=== Your task ===
Show every line in the records below that contains the word "проекта".

=== Records provided ===
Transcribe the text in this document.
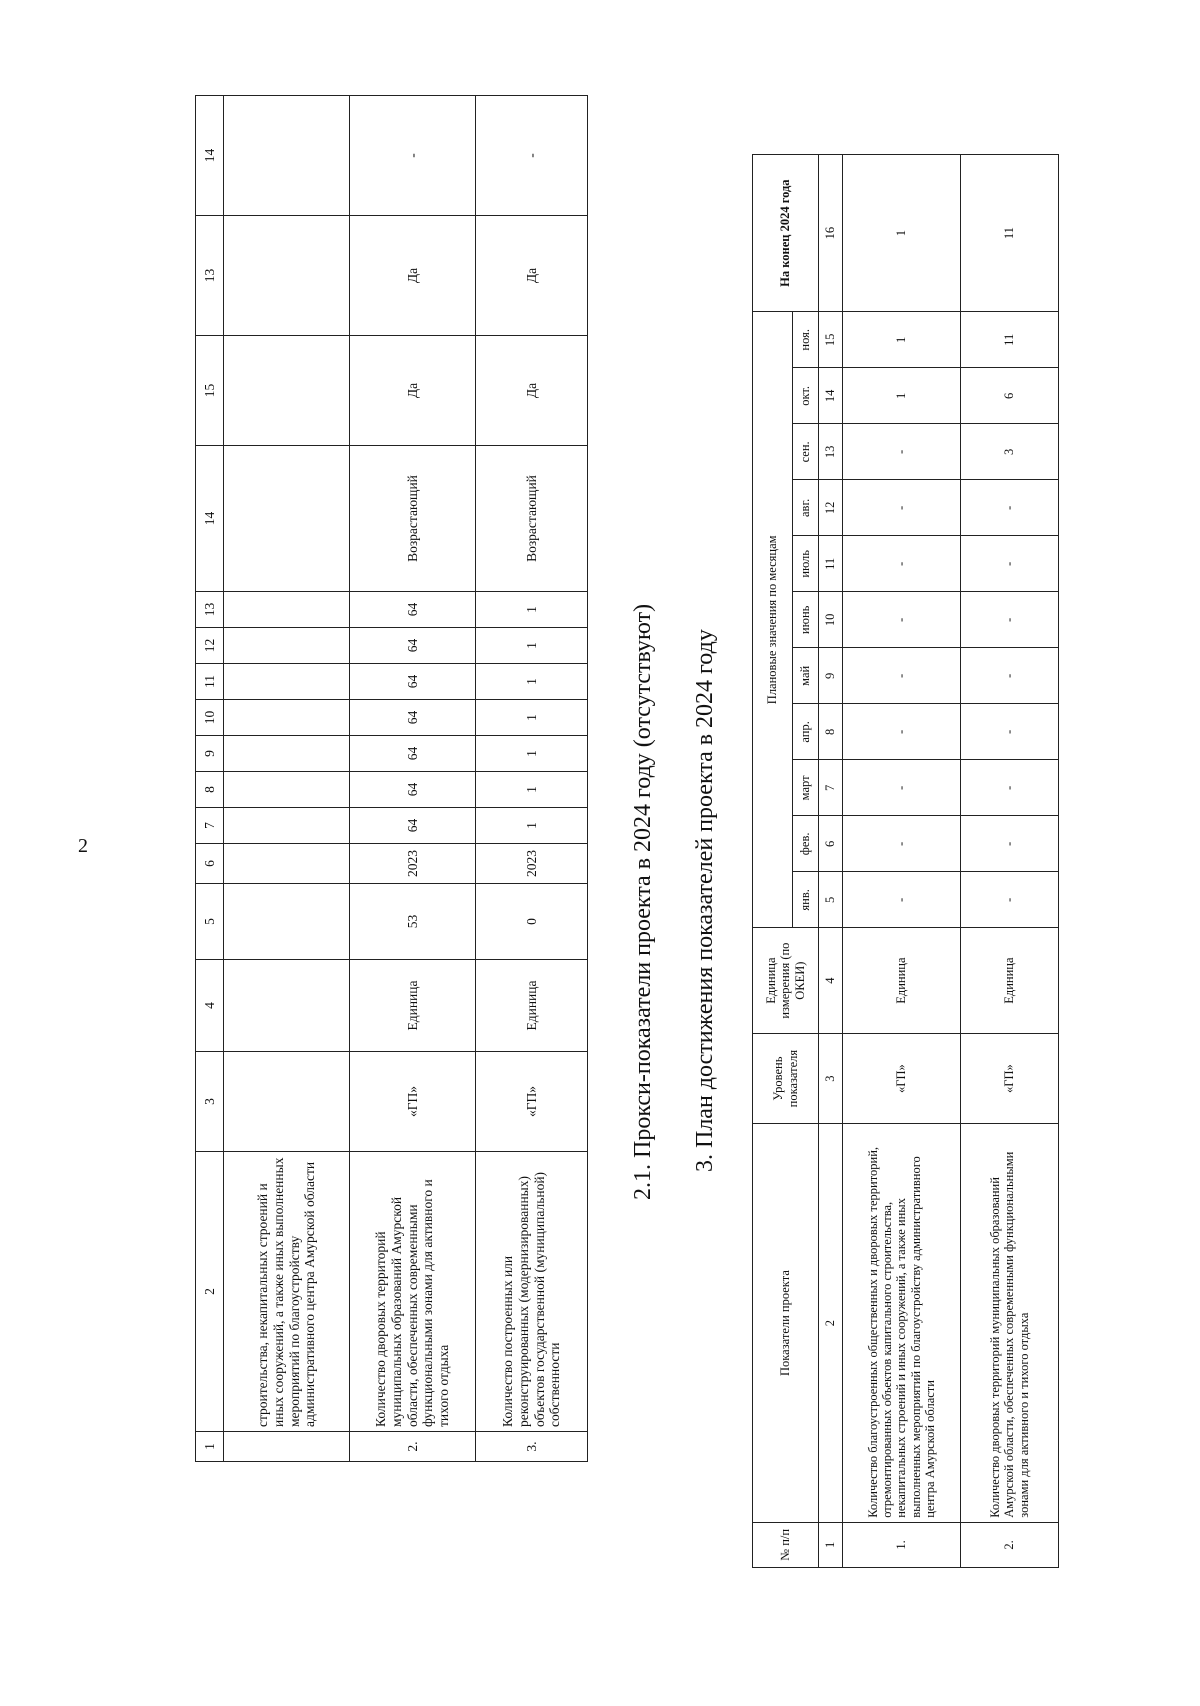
2
1	2	3	4	5	6	7	8	9	10	11	12	13	14	15	13	14
	строительства, некапитальных строений и иных сооружений, а также иных выполненных мероприятий по благоустройству административного центра Амурской области															
2.	Количество дворовых территорий муниципальных образований Амурской области, обеспеченных современными функциональными зонами для активного и тихого отдыха	«ГП»	Единица	53	2023	64	64	64	64	64	64	64	Возрастающий	Да	Да	-
3.	Количество построенных или реконструированных (модернизированных) объектов государственной (муниципальной) собственности	«ГП»	Единица	0	2023	1	1	1	1	1	1	1	Возрастающий	Да	Да	-
2.1. Прокси-показатели проекта в 2024 году (отсутствуют) 3. План достижения показателей проекта в 2024 году
№ п/п	Показатели проекта	Уровень показателя	Единица измерения (по ОКЕИ)	Плановые значения по месяцам											На конец 2024 года
				янв.	фев.	март	апр.	май	июнь	июль	авг.	сен.	окт.	ноя.	
1	2	3	4	5	6	7	8	9	10	11	12	13	14	15	16
1.	Количество благоустроенных общественных и дворовых территорий, отремонтированных объектов капитального строительства, некапитальных строений и иных сооружений, а также иных выполненных мероприятий по благоустройству административного центра Амурской области	«ГП»	Единица	-	-	-	-	-	-	-	-	-	1	1	1
2.	Количество дворовых территорий муниципальных образований Амурской области, обеспеченных современными функциональными зонами для активного и тихого отдыха	«ГП»	Единица	-	-	-	-	-	-	-	-	3	6	11	11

=== Solution to the problem ===
2.1. Прокси-показатели проекта в 2024 году (отсутствуют) 3. План достижения показателей проекта в 2024 году
№ п/п	Показатели проекта	Уровень показателя	Единица измерения (по ОКЕИ)	Плановые значения по месяцам											На конец 2024 года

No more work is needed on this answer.